_WHAT IS REQUIRED_
Say how many lines contain the word "理解作者的精神世界". Only the number should be given.
## Begin MATERIAL SUPPLIED
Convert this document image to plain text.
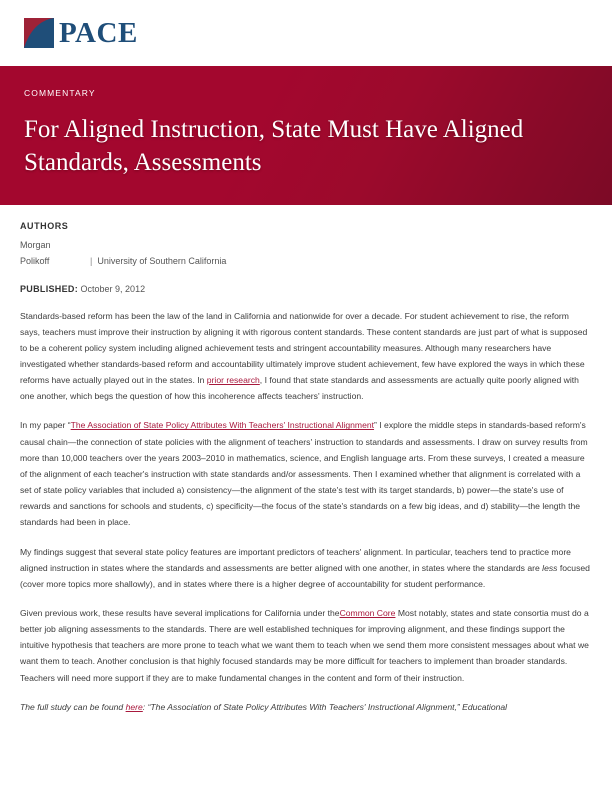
PACE
COMMENTARY
For Aligned Instruction, State Must Have Aligned Standards, Assessments
AUTHORS
Morgan
Polikoff	| University of Southern California
PUBLISHED: October 9, 2012

Standards-based reform has been the law of the land in California and nationwide for over a decade. For student achievement to rise, the reform says, teachers must improve their instruction by aligning it with rigorous content standards. These content standards are just part of what is supposed to be a coherent policy system including aligned achievement tests and stringent accountability measures. Although many researchers have investigated whether standards-based reform and accountability ultimately improve student achievement, few have explored the ways in which these reforms have actually played out in the states. In prior research, I found that state standards and assessments are actually quite poorly aligned with one another, which begs the question of how this incoherence affects teachers' instruction.

In my paper “The Association of State Policy Attributes With Teachers' Instructional Alignment” I explore the middle steps in standards-based reform's causal chain—the connection of state policies with the alignment of teachers' instruction to standards and assessments. I draw on survey results from more than 10,000 teachers over the years 2003–2010 in mathematics, science, and English language arts. From these surveys, I created a measure of the alignment of each teacher's instruction with state standards and/or assessments. Then I examined whether that alignment is correlated with a set of state policy variables that included a) consistency—the alignment of the state's test with its target standards, b) power—the state's use of rewards and sanctions for schools and students, c) specificity—the focus of the state's standards on a few big ideas, and d) stability—the length the standards had been in place.

My findings suggest that several state policy features are important predictors of teachers' alignment. In particular, teachers tend to practice more aligned instruction in states where the standards and assessments are better aligned with one another, in states where the standards are less focused (cover more topics more shallowly), and in states where there is a higher degree of accountability for student performance.

Given previous work, these results have several implications for California under theCommon Core Most notably, states and state consortia must do a better job aligning assessments to the standards. There are well established techniques for improving alignment, and these findings support the intuitive hypothesis that teachers are more prone to teach what we want them to teach when we send them more consistent messages about what we want them to teach. Another conclusion is that highly focused standards may be more difficult for teachers to implement than broader standards. Teachers will need more support if they are to make fundamental changes in the content and form of their instruction.

The full study can be found here: “The Association of State Policy Attributes With Teachers' Instructional Alignment,” Educational
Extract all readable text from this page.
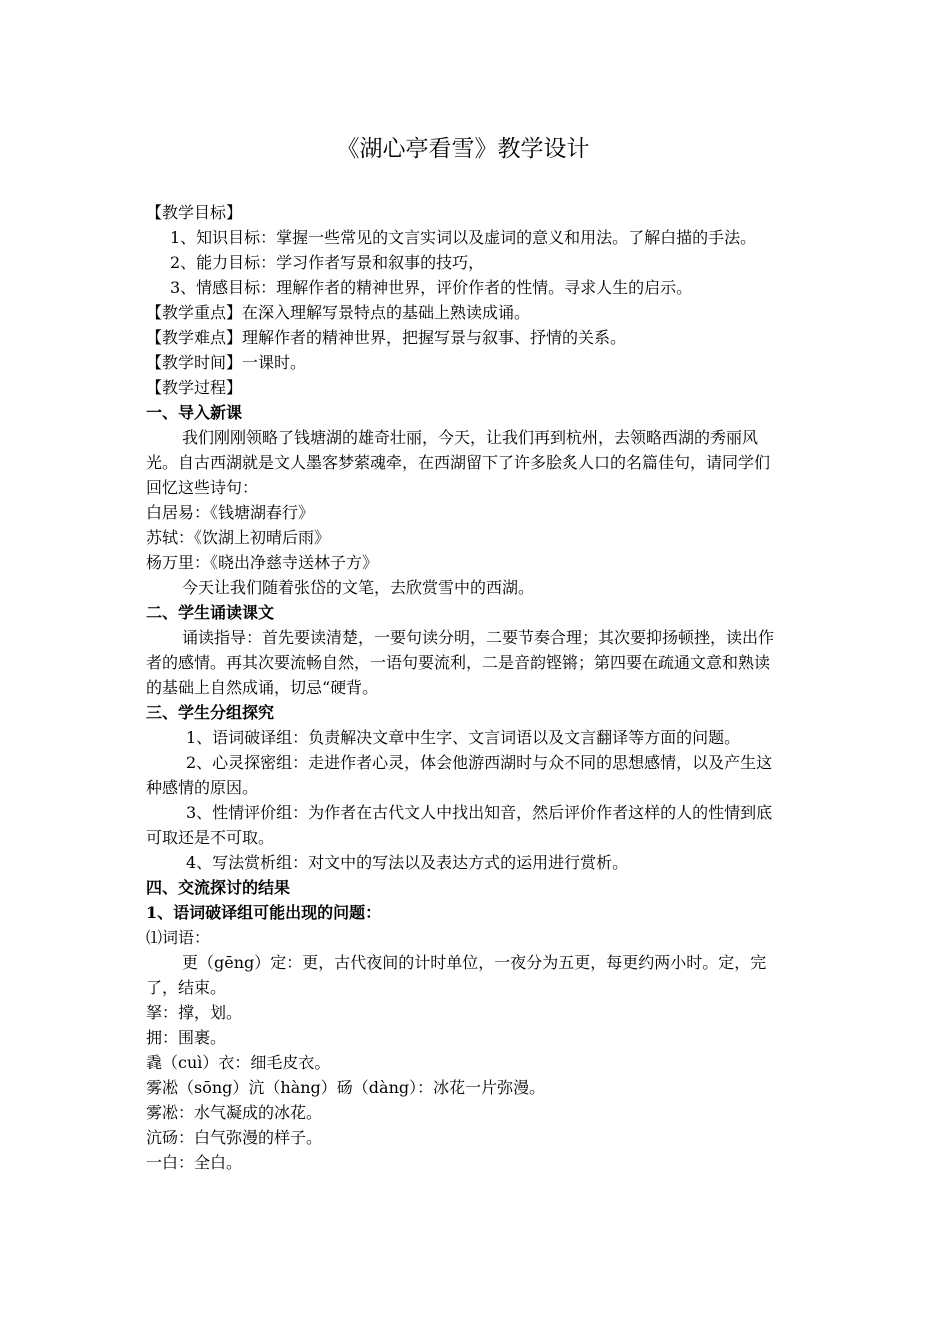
《湖心亭看雪》教学设计

【教学目标】

1、知识目标：掌握一些常见的文言实词以及虚词的意义和用法。了解白描的手法。

2、能力目标：学习作者写景和叙事的技巧，

3、情感目标：理解作者的精神世界，评价作者的性情。寻求人生的启示。

【教学重点】在深入理解写景特点的基础上熟读成诵。

【教学难点】理解作者的精神世界，把握写景与叙事、抒情的关系。

【教学时间】一课时。

【教学过程】

一、导入新课

我们刚刚领略了钱塘湖的雄奇壮丽，今天，让我们再到杭州，去领略西湖的秀丽风光。自古西湖就是文人墨客梦萦魂牵，在西湖留下了许多脍炙人口的名篇佳句，请同学们回忆这些诗句：

白居易：《钱塘湖春行》

苏轼：《饮湖上初晴后雨》

杨万里：《晓出净慈寺送林子方》

今天让我们随着张岱的文笔，去欣赏雪中的西湖。

二、学生诵读课文

诵读指导：首先要读清楚，一要句读分明，二要节奏合理；其次要抑扬顿挫，读出作者的感情。再其次要流畅自然，一语句要流利，二是音韵铿锵；第四要在疏通文意和熟读的基础上自然成诵，切忌“硬背。

三、学生分组探究

1、语词破译组：负责解决文章中生字、文言词语以及文言翻译等方面的问题。

2、心灵探密组：走进作者心灵，体会他游西湖时与众不同的思想感情，以及产生这种感情的原因。

3、性情评价组：为作者在古代文人中找出知音，然后评价作者这样的人的性情到底可取还是不可取。

4、写法赏析组：对文中的写法以及表达方式的运用进行赏析。

四、交流探讨的结果

1、语词破译组可能出现的问题：

⑴词语：

更（gēng）定：更，古代夜间的计时单位，一夜分为五更，每更约两小时。定，完了，结束。

拏：撑，划。

拥：围裹。

毳（cuì）衣：细毛皮衣。

雾凇（sōng）沆（hàng）砀（dàng）：冰花一片弥漫。

雾凇：水气凝成的冰花。

沆砀：白气弥漫的样子。

一白：全白。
## End MATERIAL SUPPLIED
_ANSWER BELOW_
2